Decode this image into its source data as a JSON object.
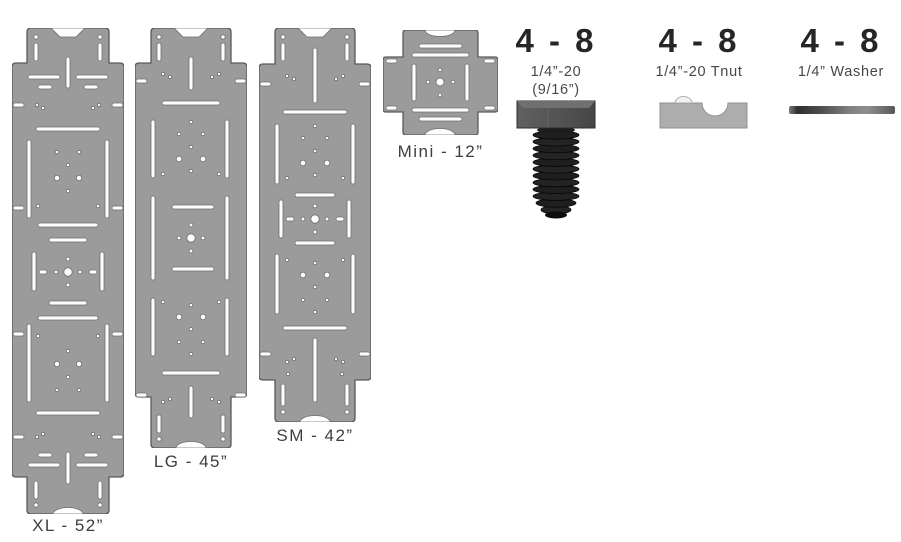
{
  "plates": [
    {
      "id": "xl",
      "label": "XL - 52”"
    },
    {
      "id": "lg",
      "label": "LG - 45”"
    },
    {
      "id": "sm",
      "label": "SM - 42”"
    },
    {
      "id": "mini",
      "label": "Mini - 12”"
    }
  ],
  "hardware": [
    {
      "id": "bolt",
      "quantity": "4 - 8",
      "name_line1": "1/4”-20",
      "name_line2": "(9/16”)"
    },
    {
      "id": "tnut",
      "quantity": "4 - 8",
      "name_line1": "1/4”-20 Tnut",
      "name_line2": ""
    },
    {
      "id": "washer",
      "quantity": "4 - 8",
      "name_line1": "1/4” Washer",
      "name_line2": ""
    }
  ],
  "colors": {
    "plate_fill": "#9b9b9b",
    "plate_outline": "#5a5a5a",
    "cutout_fill": "#fdfdfd",
    "cutout_outline": "#6e6e6e",
    "label_text": "#3e3e3e",
    "quantity_text": "#262626",
    "bolt_dark": "#1f1f1f",
    "tnut_gray": "#adadad"
  }
}
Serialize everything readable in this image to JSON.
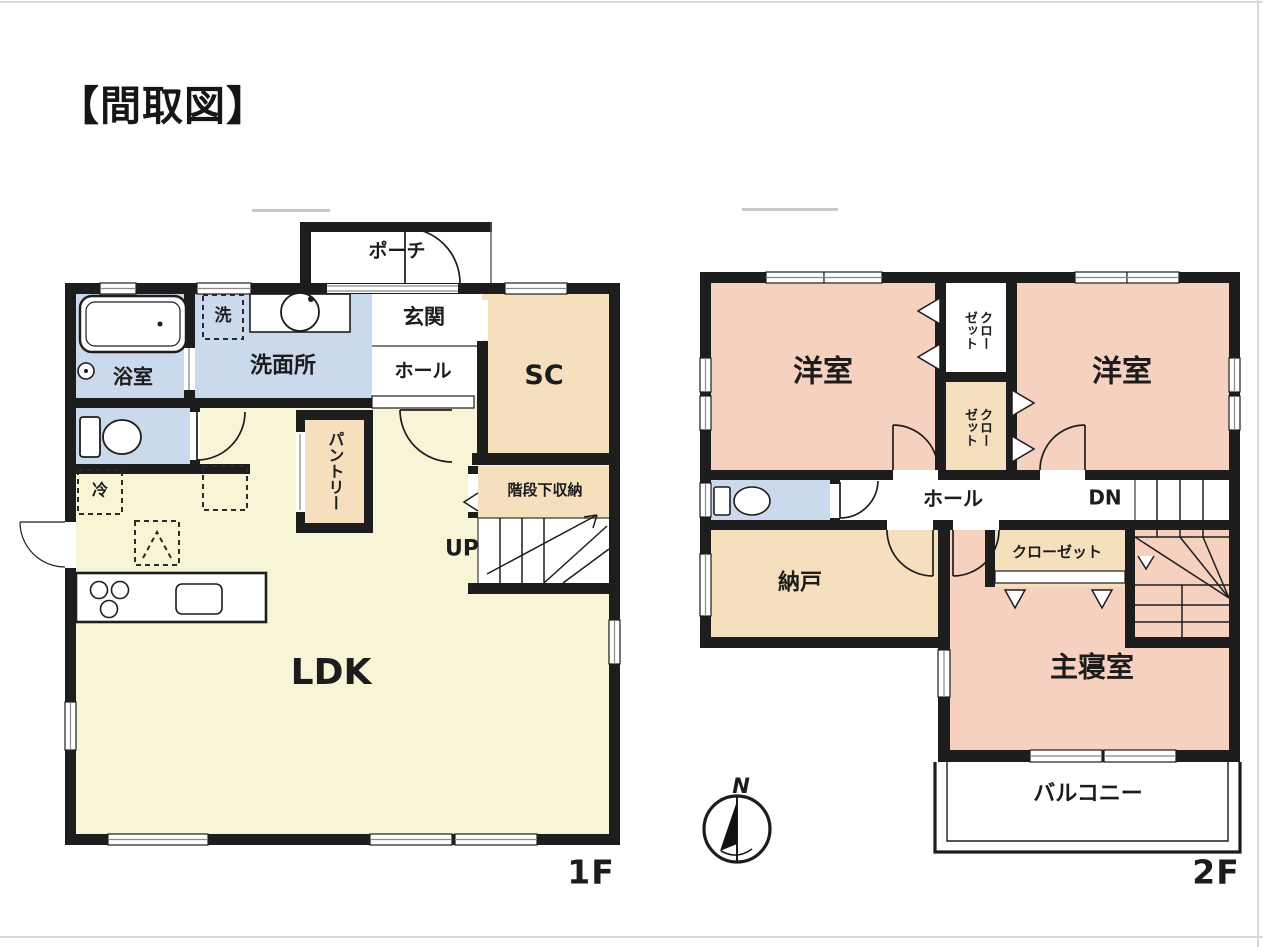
{
  "title": "【間取図】",
  "compass": {
    "north_label": "N"
  },
  "floor1": {
    "floor_label": "1F",
    "porch": "ポーチ",
    "entrance": "玄関",
    "hall": "ホール",
    "shoe_closet": "SC",
    "laundry": "洗",
    "washroom": "洗面所",
    "bathroom": "浴室",
    "pantry": "パントリー",
    "under_stairs_storage": "階段下収納",
    "stairs_up": "UP",
    "fridge": "冷",
    "ldk": "LDK"
  },
  "floor2": {
    "floor_label": "2F",
    "western_room_left": "洋室",
    "western_room_right": "洋室",
    "closet_top": "クローゼット",
    "closet_bottom": "クローゼット",
    "hall": "ホール",
    "stairs_down": "DN",
    "storage_room": "納戸",
    "closet_master": "クローゼット",
    "master_bedroom": "主寝室",
    "balcony": "バルコニー"
  },
  "colors": {
    "wall": "#1d1d1d",
    "ldk_yellow": "#f8f5d6",
    "room_pink": "#f7d1c0",
    "room_peach": "#f6dfbd",
    "room_blue": "#cbd9ed",
    "white": "#ffffff",
    "thin_line": "#8a8a8a"
  }
}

Stated task: Please retype the lines from the one that contains "Serialize everything readable" to the final line of the records, both included, exactly as written and without any pictures.

Solution to the exercise:
Serialize everything readable in this image to JSON.
{
  "title": "【間取図】",
  "compass": {
    "north_label": "N"
  },
  "floor1": {
    "floor_label": "1F",
    "porch": "ポーチ",
    "entrance": "玄関",
    "hall": "ホール",
    "shoe_closet": "SC",
    "laundry": "洗",
    "washroom": "洗面所",
    "bathroom": "浴室",
    "pantry": "パントリー",
    "under_stairs_storage": "階段下収納",
    "stairs_up": "UP",
    "fridge": "冷",
    "ldk": "LDK"
  },
  "floor2": {
    "floor_label": "2F",
    "western_room_left": "洋室",
    "western_room_right": "洋室",
    "closet_top": "クローゼット",
    "closet_bottom": "クローゼット",
    "hall": "ホール",
    "stairs_down": "DN",
    "storage_room": "納戸",
    "closet_master": "クローゼット",
    "master_bedroom": "主寝室",
    "balcony": "バルコニー"
  },
  "colors": {
    "wall": "#1d1d1d",
    "ldk_yellow": "#f8f5d6",
    "room_pink": "#f7d1c0",
    "room_peach": "#f6dfbd",
    "room_blue": "#cbd9ed",
    "white": "#ffffff",
    "thin_line": "#8a8a8a"
  }
}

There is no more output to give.